**THE REQUEST**: Take the data below and repeat it exactly.

**PROVIDED RECORDS**:
---+---
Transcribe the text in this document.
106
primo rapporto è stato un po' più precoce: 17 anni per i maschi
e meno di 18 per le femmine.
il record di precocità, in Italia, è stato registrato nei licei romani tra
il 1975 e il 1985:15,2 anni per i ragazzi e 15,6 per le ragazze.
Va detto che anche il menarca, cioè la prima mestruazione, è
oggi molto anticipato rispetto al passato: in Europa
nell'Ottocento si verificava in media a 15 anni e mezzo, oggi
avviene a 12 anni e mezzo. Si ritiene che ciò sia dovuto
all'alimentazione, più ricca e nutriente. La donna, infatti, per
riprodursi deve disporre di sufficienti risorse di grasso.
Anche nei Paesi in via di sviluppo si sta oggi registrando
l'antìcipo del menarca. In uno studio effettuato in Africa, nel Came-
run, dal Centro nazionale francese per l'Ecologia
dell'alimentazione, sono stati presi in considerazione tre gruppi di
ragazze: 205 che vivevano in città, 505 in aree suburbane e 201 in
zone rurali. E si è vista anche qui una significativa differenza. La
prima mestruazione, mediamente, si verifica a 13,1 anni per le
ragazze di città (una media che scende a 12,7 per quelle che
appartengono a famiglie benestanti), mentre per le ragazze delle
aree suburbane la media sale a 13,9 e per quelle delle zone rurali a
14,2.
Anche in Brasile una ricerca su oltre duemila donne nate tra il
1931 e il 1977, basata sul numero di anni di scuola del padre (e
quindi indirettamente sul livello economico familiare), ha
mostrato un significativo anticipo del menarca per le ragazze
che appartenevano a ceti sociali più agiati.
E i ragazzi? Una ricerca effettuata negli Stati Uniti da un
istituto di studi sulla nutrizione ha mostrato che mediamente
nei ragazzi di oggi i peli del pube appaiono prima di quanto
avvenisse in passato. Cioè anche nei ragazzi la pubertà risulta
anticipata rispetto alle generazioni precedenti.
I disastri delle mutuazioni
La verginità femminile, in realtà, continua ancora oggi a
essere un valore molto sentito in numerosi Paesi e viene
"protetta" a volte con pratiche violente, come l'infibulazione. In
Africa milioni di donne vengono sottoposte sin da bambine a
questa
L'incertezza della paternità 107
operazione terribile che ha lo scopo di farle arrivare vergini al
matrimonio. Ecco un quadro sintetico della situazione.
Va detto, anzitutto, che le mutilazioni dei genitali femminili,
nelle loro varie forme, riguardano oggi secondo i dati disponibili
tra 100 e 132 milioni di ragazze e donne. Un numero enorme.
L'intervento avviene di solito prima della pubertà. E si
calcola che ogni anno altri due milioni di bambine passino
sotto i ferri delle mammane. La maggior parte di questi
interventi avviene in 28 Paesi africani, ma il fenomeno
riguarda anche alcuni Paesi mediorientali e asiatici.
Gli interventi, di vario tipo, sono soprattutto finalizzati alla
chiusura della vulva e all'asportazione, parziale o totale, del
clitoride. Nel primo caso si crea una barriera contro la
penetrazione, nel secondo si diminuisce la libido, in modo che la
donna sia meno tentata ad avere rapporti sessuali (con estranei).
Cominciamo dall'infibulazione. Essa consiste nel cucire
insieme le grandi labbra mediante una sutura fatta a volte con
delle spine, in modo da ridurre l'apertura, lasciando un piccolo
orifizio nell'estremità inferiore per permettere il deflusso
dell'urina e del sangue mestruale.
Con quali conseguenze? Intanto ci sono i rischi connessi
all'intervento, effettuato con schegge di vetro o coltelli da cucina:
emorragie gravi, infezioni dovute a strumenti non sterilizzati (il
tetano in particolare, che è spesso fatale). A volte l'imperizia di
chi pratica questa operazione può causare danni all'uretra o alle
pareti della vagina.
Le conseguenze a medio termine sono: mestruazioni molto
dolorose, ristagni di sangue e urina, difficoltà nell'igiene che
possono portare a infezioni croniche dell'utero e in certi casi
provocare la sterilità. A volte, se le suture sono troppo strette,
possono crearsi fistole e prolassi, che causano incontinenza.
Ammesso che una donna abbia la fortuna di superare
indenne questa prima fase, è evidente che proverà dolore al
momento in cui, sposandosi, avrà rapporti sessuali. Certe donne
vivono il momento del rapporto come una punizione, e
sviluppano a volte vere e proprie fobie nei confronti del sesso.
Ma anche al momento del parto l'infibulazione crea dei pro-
---+---
**ANSWER**:
Transcribe the text in this document.
106
primo rapporto è stato un po' più precoce: 17 anni per i maschi
e meno di 18 per le femmine.
il record di precocità, in Italia, è stato registrato nei licei romani tra
il 1975 e il 1985:15,2 anni per i ragazzi e 15,6 per le ragazze.
Va detto che anche il menarca, cioè la prima mestruazione, è
oggi molto anticipato rispetto al passato: in Europa
nell'Ottocento si verificava in media a 15 anni e mezzo, oggi
avviene a 12 anni e mezzo. Si ritiene che ciò sia dovuto
all'alimentazione, più ricca e nutriente. La donna, infatti, per
riprodursi deve disporre di sufficienti risorse di grasso.
Anche nei Paesi in via di sviluppo si sta oggi registrando
l'antìcipo del menarca. In uno studio effettuato in Africa, nel Came-
run, dal Centro nazionale francese per l'Ecologia
dell'alimentazione, sono stati presi in considerazione tre gruppi di
ragazze: 205 che vivevano in città, 505 in aree suburbane e 201 in
zone rurali. E si è vista anche qui una significativa differenza. La
prima mestruazione, mediamente, si verifica a 13,1 anni per le
ragazze di città (una media che scende a 12,7 per quelle che
appartengono a famiglie benestanti), mentre per le ragazze delle
aree suburbane la media sale a 13,9 e per quelle delle zone rurali a
14,2.
Anche in Brasile una ricerca su oltre duemila donne nate tra il
1931 e il 1977, basata sul numero di anni di scuola del padre (e
quindi indirettamente sul livello economico familiare), ha
mostrato un significativo anticipo del menarca per le ragazze
che appartenevano a ceti sociali più agiati.
E i ragazzi? Una ricerca effettuata negli Stati Uniti da un
istituto di studi sulla nutrizione ha mostrato che mediamente
nei ragazzi di oggi i peli del pube appaiono prima di quanto
avvenisse in passato. Cioè anche nei ragazzi la pubertà risulta
anticipata rispetto alle generazioni precedenti.
I disastri delle mutuazioni
La verginità femminile, in realtà, continua ancora oggi a
essere un valore molto sentito in numerosi Paesi e viene
"protetta" a volte con pratiche violente, come l'infibulazione. In
Africa milioni di donne vengono sottoposte sin da bambine a
questa
L'incertezza della paternità 107
operazione terribile che ha lo scopo di farle arrivare vergini al
matrimonio. Ecco un quadro sintetico della situazione.
Va detto, anzitutto, che le mutilazioni dei genitali femminili,
nelle loro varie forme, riguardano oggi secondo i dati disponibili
tra 100 e 132 milioni di ragazze e donne. Un numero enorme.
L'intervento avviene di solito prima della pubertà. E si
calcola che ogni anno altri due milioni di bambine passino
sotto i ferri delle mammane. La maggior parte di questi
interventi avviene in 28 Paesi africani, ma il fenomeno
riguarda anche alcuni Paesi mediorientali e asiatici.
Gli interventi, di vario tipo, sono soprattutto finalizzati alla
chiusura della vulva e all'asportazione, parziale o totale, del
clitoride. Nel primo caso si crea una barriera contro la
penetrazione, nel secondo si diminuisce la libido, in modo che la
donna sia meno tentata ad avere rapporti sessuali (con estranei).
Cominciamo dall'infibulazione. Essa consiste nel cucire
insieme le grandi labbra mediante una sutura fatta a volte con
delle spine, in modo da ridurre l'apertura, lasciando un piccolo
orifizio nell'estremità inferiore per permettere il deflusso
dell'urina e del sangue mestruale.
Con quali conseguenze? Intanto ci sono i rischi connessi
all'intervento, effettuato con schegge di vetro o coltelli da cucina:
emorragie gravi, infezioni dovute a strumenti non sterilizzati (il
tetano in particolare, che è spesso fatale). A volte l'imperizia di
chi pratica questa operazione può causare danni all'uretra o alle
pareti della vagina.
Le conseguenze a medio termine sono: mestruazioni molto
dolorose, ristagni di sangue e urina, difficoltà nell'igiene che
possono portare a infezioni croniche dell'utero e in certi casi
provocare la sterilità. A volte, se le suture sono troppo strette,
possono crearsi fistole e prolassi, che causano incontinenza.
Ammesso che una donna abbia la fortuna di superare
indenne questa prima fase, è evidente che proverà dolore al
momento in cui, sposandosi, avrà rapporti sessuali. Certe donne
vivono il momento del rapporto come una punizione, e
sviluppano a volte vere e proprie fobie nei confronti del sesso.
Ma anche al momento del parto l'infibulazione crea dei pro-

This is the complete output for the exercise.